[FRAGMENTO DADO]

Estas últimas semanas, el debate sobre si aplicar la segunda dosis de AstraZeneca a las personas de menos de 60 años que ya habían recibido esta vacuna ha vuelto a poner de manifiesto las dispares decisiones de diferentes gobiernos, ya sean nacionales o autonómicos. Así, naciones con contextos similares, como por ejemplo Francia o Italia, han tomado medidas opuestas: Mientras Italia recomendaba a su población completar la vacunación con una segunda dosis de Astrazeneca, Francia aconsejaba la administración de Pfizer para la segunda dosis.
No hace falta siquiera salir de nuestras fronteras para ver posturas diferentes entre autoridades políticas y sanitarias, lo estamos viendo en nuestro propio país. La mayoría de comunidades autónomas y el Ministerio de Sanidad han respaldado la decisión de administrar Pfizer como segunda dosis, mientras que comunidades autónomas como Madrid, Galicia, Murcia o Andalucía defendían aplicar la segunda dosis de AstraZeneca. Que las comunidades autónomas que han rechazado la propuesta del Ministerio de Sanidad sean de una determinada ideología política no es casualidad y es un factor, más allá del sanitario, que ha influido en sus decisiones.
El caso de Pfizer/AstraZeneca como segunda dosis
Resulta difícil que la población entienda las razones para decidir las estrategias de vacunación cuando las decisiones son tan variables según el país o región y estas pueden depender, o no, del contexto. Aún más difícil resulta que los ciudadanos lo comprendan si las motivaciones no se explican. Aunque las explicaciones podrían ser contraproducentes cuando realmente no hay una justificación coherente detrás (razón por la que quizás no se dan).
Como otras tantas decisiones sanitarias, el manejo de la incertidumbre y el riesgo varía dependiendo de muchos factores, válidos o no. En esta situación podría ser más útil explicar cuáles son las incertidumbres y las certezas para que la población sepa mejor que, con cualquiera de las posturas al respecto, el riesgo sanitario es mínimo. Sin embargo, la incertidumbre que elige cada gobierno es diferente. Hay gobiernos que prefieren evitar la incertidumbre de los raros casos de trombos por la segunda dosis de AstraZeneca, asumiendo paradójicamente la incertidumbre que supone combinar vacunas diferentes (AstraZeneca y Pfizer), cuyos efectos adversos raros y su eficacia contra la COVID-19 desconocemos por ahora debido a los limitados estudios. ¿Es una decisión racional?
Si tenemos en cuenta que el factor clave es que las personas que han recibido la primera dosis de AstraZeneca sin problemas no tienen un mayor riesgo que la población general de sufrir los citados trombos al recibir la segunda dosis, parece claro cuál es la postura más racional al respecto, desde un punto de vista sanitario. No es necesario añadir más incertidumbre a los programas de vacunación, por un raro efecto adverso sobredimensionado y malinterpretado. En otras palabras, más vale el efecto adverso raro conocido, que aquel que aún está por conocer. No es, por tanto, una sorpresa que las Agencias del Medicamento, la Organización Mundial de la Salud y las sociedades científicas coincidan en recomendar la segunda dosis de AstraZeneca al margen de las disparidades de posturas de los gobiernos, que pueden moverse por factores más allá de los sanitarios y de lo razonable.

[/FRAGMENTO DADO]
[DATOS EXTRAÍDOS]

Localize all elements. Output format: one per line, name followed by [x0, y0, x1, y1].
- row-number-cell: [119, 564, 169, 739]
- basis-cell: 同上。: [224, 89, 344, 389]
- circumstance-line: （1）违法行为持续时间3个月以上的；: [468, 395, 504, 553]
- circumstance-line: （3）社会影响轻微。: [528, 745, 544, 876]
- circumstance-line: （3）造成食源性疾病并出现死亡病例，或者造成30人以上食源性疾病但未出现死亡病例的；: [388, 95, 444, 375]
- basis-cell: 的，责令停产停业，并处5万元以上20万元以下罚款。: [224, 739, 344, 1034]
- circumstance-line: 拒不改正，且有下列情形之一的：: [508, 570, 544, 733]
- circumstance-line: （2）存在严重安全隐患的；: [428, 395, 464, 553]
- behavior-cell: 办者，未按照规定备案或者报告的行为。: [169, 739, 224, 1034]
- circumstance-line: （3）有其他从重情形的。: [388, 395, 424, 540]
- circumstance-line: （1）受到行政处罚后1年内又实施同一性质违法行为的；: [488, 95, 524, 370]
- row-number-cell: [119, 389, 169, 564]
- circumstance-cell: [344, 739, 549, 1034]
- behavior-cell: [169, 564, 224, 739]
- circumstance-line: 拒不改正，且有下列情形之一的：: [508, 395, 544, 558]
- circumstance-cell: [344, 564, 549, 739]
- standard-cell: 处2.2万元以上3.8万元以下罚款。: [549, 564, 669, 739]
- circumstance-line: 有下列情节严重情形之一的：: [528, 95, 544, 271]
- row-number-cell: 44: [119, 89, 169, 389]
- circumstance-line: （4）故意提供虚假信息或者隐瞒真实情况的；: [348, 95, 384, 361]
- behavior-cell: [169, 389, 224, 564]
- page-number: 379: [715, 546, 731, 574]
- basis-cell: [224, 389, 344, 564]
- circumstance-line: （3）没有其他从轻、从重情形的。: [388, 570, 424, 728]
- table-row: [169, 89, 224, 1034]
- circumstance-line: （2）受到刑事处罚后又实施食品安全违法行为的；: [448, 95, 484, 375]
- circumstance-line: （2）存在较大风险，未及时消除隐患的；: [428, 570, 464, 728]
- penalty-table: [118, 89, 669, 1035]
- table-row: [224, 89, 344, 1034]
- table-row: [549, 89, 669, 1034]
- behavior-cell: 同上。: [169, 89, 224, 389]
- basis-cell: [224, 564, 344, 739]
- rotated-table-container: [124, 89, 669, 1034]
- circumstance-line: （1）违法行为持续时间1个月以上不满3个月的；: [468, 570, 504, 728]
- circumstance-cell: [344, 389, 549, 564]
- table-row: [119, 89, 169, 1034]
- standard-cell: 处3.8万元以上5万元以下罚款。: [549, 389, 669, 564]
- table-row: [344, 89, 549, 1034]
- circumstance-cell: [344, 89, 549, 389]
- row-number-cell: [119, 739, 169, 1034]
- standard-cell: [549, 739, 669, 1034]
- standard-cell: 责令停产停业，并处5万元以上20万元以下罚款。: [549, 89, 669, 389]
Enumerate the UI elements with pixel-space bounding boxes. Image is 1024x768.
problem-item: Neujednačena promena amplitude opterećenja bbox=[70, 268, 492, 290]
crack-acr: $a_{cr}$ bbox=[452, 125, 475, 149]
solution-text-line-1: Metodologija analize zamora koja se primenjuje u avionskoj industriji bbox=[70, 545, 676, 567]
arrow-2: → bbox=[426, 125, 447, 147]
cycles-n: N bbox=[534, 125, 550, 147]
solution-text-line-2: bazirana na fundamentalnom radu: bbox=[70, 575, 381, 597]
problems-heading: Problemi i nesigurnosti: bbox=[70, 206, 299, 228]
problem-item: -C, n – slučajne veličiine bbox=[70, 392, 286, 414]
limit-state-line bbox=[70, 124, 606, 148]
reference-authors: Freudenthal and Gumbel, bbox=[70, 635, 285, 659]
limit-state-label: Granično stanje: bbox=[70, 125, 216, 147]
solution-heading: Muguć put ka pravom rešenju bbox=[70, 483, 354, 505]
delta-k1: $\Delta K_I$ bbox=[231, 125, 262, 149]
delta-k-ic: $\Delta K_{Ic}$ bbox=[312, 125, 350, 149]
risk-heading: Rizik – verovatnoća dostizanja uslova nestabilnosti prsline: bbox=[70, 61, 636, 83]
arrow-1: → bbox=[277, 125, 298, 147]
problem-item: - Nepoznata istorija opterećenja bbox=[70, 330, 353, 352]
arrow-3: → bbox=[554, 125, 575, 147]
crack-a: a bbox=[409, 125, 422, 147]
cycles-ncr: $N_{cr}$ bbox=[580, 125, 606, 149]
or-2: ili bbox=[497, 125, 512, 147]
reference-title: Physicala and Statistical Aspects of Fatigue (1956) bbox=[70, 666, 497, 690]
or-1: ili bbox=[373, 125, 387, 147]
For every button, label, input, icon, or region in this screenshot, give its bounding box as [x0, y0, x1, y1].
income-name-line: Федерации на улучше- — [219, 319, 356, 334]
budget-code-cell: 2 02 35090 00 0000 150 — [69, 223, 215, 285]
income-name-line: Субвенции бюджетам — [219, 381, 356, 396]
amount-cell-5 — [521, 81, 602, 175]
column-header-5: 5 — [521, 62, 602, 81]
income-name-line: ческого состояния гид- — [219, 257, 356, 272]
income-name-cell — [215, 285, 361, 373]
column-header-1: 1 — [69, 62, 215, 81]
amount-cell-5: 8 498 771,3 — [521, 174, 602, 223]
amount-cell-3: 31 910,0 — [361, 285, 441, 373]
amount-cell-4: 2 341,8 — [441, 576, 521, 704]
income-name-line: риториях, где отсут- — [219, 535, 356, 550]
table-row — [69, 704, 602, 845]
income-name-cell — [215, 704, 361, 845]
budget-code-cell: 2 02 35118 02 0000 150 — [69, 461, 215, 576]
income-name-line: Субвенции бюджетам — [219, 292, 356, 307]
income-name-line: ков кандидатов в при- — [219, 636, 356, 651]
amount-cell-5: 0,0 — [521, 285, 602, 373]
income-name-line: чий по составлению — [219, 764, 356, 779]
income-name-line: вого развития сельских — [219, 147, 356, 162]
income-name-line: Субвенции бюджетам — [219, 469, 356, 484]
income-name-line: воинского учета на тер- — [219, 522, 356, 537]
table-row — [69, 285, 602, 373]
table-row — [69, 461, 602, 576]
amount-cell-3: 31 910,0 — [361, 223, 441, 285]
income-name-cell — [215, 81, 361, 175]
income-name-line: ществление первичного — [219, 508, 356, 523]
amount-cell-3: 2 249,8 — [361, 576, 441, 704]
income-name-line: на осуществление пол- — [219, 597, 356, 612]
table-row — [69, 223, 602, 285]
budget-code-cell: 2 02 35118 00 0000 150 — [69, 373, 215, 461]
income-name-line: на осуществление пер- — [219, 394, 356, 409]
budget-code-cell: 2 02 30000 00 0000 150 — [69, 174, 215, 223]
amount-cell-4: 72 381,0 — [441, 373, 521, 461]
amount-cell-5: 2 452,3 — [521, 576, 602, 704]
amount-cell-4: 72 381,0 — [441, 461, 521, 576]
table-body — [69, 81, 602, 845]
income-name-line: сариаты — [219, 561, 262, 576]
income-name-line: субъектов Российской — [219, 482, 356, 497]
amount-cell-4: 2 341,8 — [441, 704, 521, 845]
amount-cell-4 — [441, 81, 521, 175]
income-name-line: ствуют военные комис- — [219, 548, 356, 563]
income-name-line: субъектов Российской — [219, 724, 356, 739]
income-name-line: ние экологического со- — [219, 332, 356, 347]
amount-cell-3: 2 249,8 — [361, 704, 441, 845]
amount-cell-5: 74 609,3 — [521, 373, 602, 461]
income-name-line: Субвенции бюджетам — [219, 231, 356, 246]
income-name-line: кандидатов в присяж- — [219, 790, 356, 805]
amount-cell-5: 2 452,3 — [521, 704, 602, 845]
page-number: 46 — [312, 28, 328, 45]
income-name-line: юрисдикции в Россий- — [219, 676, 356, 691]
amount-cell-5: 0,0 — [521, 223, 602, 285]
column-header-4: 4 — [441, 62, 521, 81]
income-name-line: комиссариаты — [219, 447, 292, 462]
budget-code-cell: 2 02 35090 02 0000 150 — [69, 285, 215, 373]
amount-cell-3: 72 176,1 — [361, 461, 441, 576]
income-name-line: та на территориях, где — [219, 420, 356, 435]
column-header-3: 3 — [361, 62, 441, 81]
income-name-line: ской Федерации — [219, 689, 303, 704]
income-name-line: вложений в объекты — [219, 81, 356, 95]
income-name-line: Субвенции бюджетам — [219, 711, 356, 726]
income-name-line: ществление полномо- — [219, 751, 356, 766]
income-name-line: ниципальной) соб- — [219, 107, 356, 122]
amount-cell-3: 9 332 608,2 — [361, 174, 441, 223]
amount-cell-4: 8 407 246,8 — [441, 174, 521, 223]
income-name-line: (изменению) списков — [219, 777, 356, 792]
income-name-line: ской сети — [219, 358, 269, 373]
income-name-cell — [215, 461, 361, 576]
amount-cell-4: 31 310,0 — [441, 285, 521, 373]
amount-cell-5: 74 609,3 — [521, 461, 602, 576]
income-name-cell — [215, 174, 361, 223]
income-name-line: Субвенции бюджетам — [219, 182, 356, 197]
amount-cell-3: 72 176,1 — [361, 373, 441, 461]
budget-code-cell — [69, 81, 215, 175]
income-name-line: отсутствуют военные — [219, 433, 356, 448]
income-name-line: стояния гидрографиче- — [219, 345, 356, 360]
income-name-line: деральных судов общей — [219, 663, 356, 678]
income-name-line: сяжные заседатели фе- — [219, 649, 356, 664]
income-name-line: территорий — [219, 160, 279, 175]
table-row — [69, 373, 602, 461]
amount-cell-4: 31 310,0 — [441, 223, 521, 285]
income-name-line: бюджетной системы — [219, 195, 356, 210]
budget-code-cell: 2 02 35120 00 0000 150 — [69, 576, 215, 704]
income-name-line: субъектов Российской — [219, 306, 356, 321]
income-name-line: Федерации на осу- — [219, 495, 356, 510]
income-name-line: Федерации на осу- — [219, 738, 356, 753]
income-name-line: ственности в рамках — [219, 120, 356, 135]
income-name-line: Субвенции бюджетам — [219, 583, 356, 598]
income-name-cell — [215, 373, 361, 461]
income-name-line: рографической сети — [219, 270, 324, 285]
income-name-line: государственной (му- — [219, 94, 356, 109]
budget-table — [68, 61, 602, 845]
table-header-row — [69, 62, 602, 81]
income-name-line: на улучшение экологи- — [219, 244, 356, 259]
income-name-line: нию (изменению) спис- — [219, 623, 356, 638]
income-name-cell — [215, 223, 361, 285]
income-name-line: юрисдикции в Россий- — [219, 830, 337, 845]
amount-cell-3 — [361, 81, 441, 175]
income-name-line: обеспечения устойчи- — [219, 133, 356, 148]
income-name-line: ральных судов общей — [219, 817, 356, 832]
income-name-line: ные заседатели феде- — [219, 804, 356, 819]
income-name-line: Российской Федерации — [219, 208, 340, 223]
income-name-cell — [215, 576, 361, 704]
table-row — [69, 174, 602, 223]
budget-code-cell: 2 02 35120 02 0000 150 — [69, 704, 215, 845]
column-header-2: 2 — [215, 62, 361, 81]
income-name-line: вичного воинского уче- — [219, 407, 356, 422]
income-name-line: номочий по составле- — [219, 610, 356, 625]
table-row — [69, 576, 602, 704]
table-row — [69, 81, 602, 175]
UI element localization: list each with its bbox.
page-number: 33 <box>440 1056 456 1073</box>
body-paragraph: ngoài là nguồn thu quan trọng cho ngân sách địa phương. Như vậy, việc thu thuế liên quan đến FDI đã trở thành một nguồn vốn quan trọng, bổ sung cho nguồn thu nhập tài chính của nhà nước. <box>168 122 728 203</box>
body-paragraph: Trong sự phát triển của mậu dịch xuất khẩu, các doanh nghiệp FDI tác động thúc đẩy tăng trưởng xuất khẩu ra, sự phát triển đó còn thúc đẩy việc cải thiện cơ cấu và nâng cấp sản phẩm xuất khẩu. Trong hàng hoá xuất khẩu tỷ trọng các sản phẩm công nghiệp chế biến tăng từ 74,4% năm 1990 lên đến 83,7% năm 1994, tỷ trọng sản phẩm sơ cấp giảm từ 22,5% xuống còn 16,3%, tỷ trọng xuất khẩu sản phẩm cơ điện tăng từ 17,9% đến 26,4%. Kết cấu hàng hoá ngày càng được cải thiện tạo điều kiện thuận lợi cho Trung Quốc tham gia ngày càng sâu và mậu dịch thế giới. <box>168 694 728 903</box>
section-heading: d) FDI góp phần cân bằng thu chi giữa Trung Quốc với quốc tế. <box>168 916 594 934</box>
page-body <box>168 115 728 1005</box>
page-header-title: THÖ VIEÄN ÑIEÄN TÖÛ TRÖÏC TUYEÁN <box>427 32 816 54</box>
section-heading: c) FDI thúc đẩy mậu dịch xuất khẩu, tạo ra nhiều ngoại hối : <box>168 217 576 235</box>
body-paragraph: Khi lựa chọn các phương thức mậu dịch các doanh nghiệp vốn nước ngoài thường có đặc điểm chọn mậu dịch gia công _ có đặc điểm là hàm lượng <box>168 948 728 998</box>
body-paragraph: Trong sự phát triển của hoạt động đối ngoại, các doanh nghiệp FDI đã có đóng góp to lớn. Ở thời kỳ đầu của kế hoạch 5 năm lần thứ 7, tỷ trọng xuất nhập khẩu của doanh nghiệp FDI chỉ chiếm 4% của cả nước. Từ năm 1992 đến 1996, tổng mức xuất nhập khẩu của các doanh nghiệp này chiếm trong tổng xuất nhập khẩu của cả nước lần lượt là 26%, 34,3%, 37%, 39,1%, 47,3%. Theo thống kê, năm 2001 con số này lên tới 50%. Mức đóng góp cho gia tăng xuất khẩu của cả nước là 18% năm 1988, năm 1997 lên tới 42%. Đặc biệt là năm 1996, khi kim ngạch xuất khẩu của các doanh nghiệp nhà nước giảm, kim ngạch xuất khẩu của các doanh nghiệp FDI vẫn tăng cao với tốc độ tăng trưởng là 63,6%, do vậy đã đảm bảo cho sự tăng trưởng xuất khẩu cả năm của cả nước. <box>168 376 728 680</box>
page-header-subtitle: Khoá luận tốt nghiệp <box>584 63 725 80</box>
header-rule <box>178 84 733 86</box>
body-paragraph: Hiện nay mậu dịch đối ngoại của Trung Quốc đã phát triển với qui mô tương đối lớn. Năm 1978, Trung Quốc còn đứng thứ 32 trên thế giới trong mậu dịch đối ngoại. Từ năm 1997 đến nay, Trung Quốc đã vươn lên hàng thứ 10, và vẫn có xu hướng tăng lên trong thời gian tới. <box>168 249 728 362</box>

[/DATOS EXTRAÍDOS]

Enumera todas las comunidades autónomas que, según el texto sobre la segunda dosis de AstraZeneca, defendían aplicar la segunda dosis de esa vacuna.

- Madrid
- Galicia
- Murcia
- Andalucía